== WORK REQUIRED ==
Below is a listing. Gather each line of it that contains "title".

== RECORD EXTRACTS ==

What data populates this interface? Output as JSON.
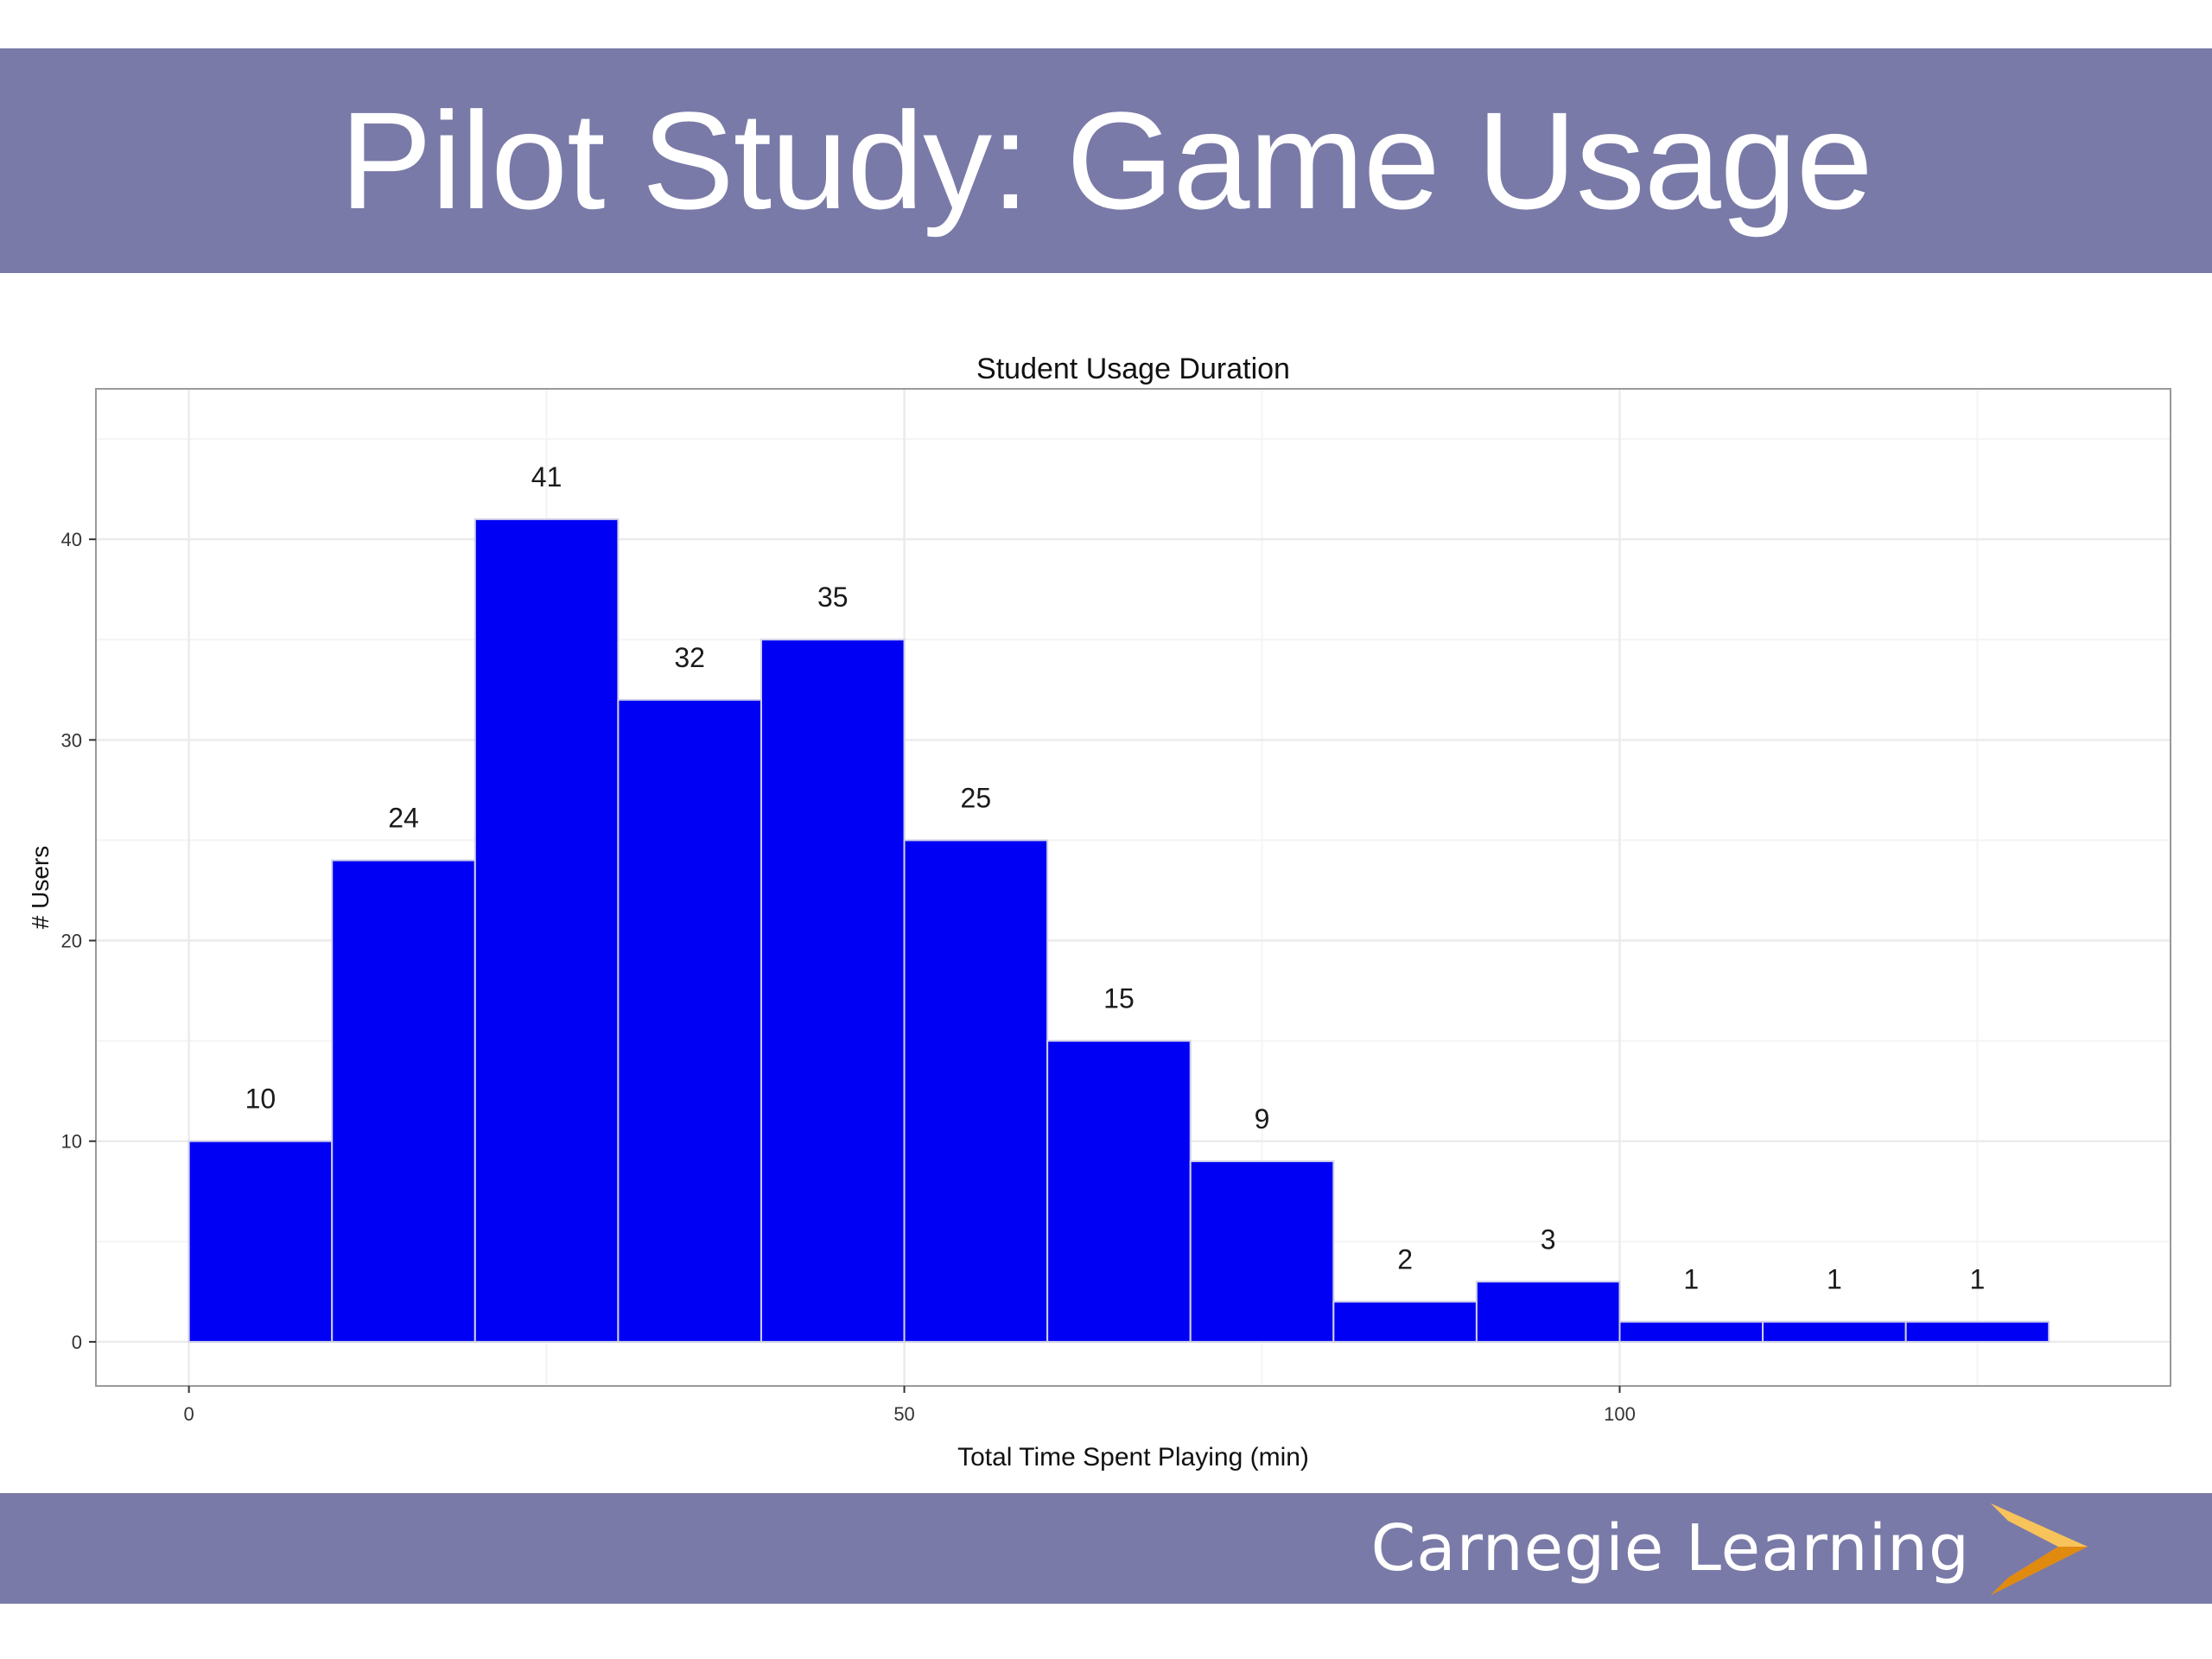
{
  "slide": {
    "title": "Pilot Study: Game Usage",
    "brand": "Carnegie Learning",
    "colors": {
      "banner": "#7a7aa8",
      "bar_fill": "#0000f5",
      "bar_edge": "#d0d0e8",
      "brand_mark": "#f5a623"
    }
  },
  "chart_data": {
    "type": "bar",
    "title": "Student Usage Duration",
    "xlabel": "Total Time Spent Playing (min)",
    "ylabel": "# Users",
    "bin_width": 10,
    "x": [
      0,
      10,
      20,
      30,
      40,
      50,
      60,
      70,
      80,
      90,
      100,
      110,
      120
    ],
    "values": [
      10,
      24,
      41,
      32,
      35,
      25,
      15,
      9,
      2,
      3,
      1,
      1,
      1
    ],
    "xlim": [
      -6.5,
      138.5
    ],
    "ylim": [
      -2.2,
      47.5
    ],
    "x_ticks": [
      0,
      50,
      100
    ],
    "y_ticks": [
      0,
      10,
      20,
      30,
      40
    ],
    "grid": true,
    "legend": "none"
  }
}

== SOLUTION ==
    "title": "Pilot Study: Game Usage",
    "title": "Student Usage Duration",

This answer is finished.